Given task:
Provide an exact copy of the data, excluding the images.

Given records:
________________________
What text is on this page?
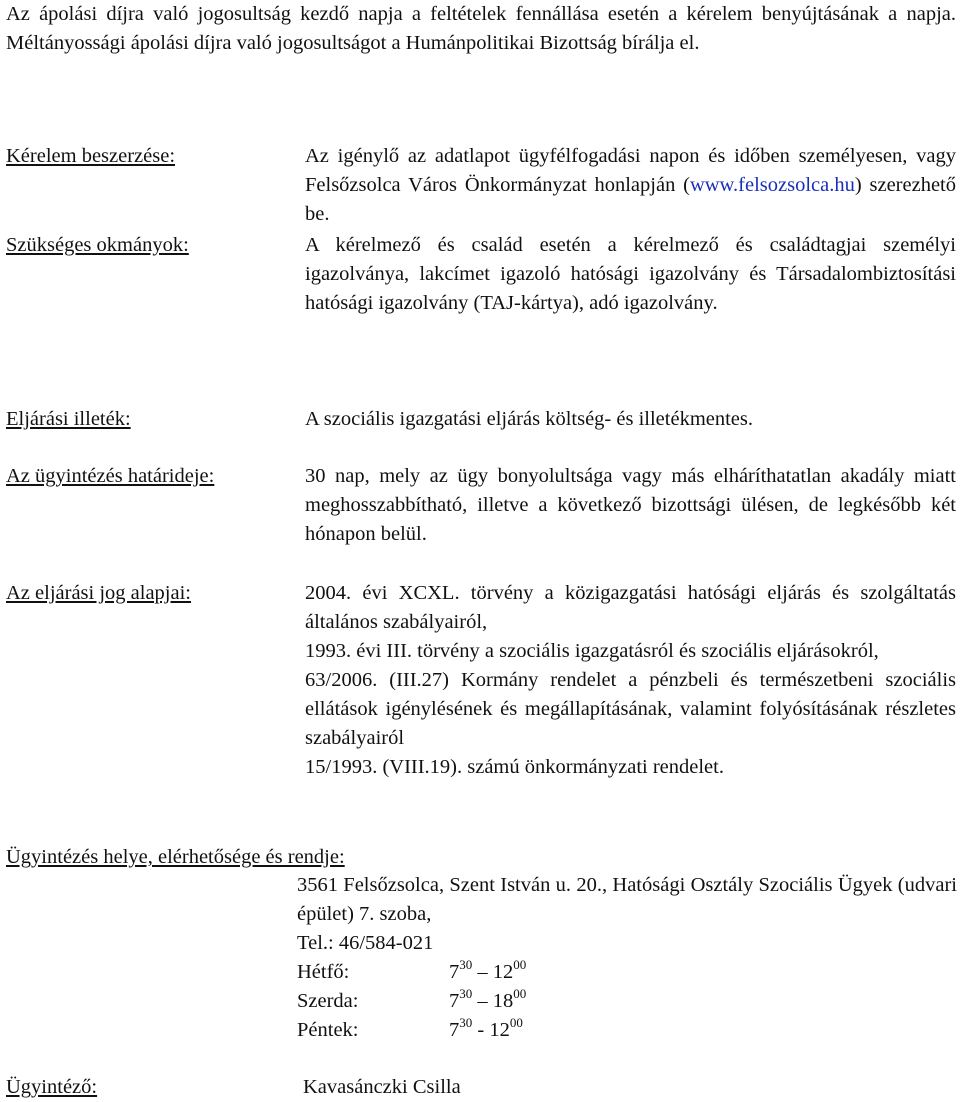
Az ápolási díjra való jogosultság kezdő napja a feltételek fennállása esetén a kérelem benyújtásának a napja. Méltányossági ápolási díjra való jogosultságot a Humánpolitikai Bizottság bírálja el.
Kérelem beszerzése:	Az igénylő az adatlapot ügyfélfogadási napon és időben személyesen, vagy Felsőzsolca Város Önkormányzat honlapján (www.felsozsolca.hu) szerezhető be.
Szükséges okmányok:	A kérelmező és család esetén a kérelmező és családtagjai személyi igazolványa, lakcímet igazoló hatósági igazolvány és Társadalombiztosítási hatósági igazolvány (TAJ-kártya), adó igazolvány.
Eljárási illeték:	A szociális igazgatási eljárás költség- és illetékmentes.
Az ügyintézés határideje:	30 nap, mely az ügy bonyolultsága vagy más elháríthatatlan akadály miatt meghosszabbítható, illetve a következő bizottsági ülésen, de legkésőbb két hónapon belül.
Az eljárási jog alapjai:	2004. évi XCXL. törvény a közigazgatási hatósági eljárás és szolgáltatás általános szabályairól,
1993. évi III. törvény a szociális igazgatásról és szociális eljárásokról,
63/2006. (III.27) Kormány rendelet a pénzbeli és természetbeni szociális ellátások igénylésének és megállapításának, valamint folyósításának részletes szabályairól
15/1993. (VIII.19). számú önkormányzati rendelet.
Ügyintézés helye, elérhetősége és rendje:
3561 Felsőzsolca, Szent István u. 20., Hatósági Osztály Szociális Ügyek (udvari épület) 7. szoba,
Tel.: 46/584-021
Hétfő:	$7^{30} - 12^{00}$
Szerda:	$7^{30} - 18^{00}$
Péntek:	$7^{30} - 12^{00}$
Ügyintéző:	Kavasánczki Csilla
________________________
Result:
What text is on this page?
Az ápolási díjra való jogosultság kezdő napja a feltételek fennállása esetén a kérelem benyújtásának a napja. Méltányossági ápolási díjra való jogosultságot a Humánpolitikai Bizottság bírálja el.
Kérelem beszerzése:	Az igénylő az adatlapot ügyfélfogadási napon és időben személyesen, vagy Felsőzsolca Város Önkormányzat honlapján (www.felsozsolca.hu) szerezhető be.
Szükséges okmányok:	A kérelmező és család esetén a kérelmező és családtagjai személyi igazolványa, lakcímet igazoló hatósági igazolvány és Társadalombiztosítási hatósági igazolvány (TAJ-kártya), adó igazolvány.
Eljárási illeték:	A szociális igazgatási eljárás költség- és illetékmentes.
Az ügyintézés határideje:	30 nap, mely az ügy bonyolultsága vagy más elháríthatatlan akadály miatt meghosszabbítható, illetve a következő bizottsági ülésen, de legkésőbb két hónapon belül.
Az eljárási jog alapjai:	2004. évi XCXL. törvény a közigazgatási hatósági eljárás és szolgáltatás általános szabályairól,
1993. évi III. törvény a szociális igazgatásról és szociális eljárásokról,
63/2006. (III.27) Kormány rendelet a pénzbeli és természetbeni szociális ellátások igénylésének és megállapításának, valamint folyósításának részletes szabályairól
15/1993. (VIII.19). számú önkormányzati rendelet.
Ügyintézés helye, elérhetősége és rendje:
3561 Felsőzsolca, Szent István u. 20., Hatósági Osztály Szociális Ügyek (udvari épület) 7. szoba,
Tel.: 46/584-021
Hétfő:	$7^{30} - 12^{00}$
Szerda:	$7^{30} - 18^{00}$
Péntek:	$7^{30} - 12^{00}$
Ügyintéző:	Kavasánczki Csilla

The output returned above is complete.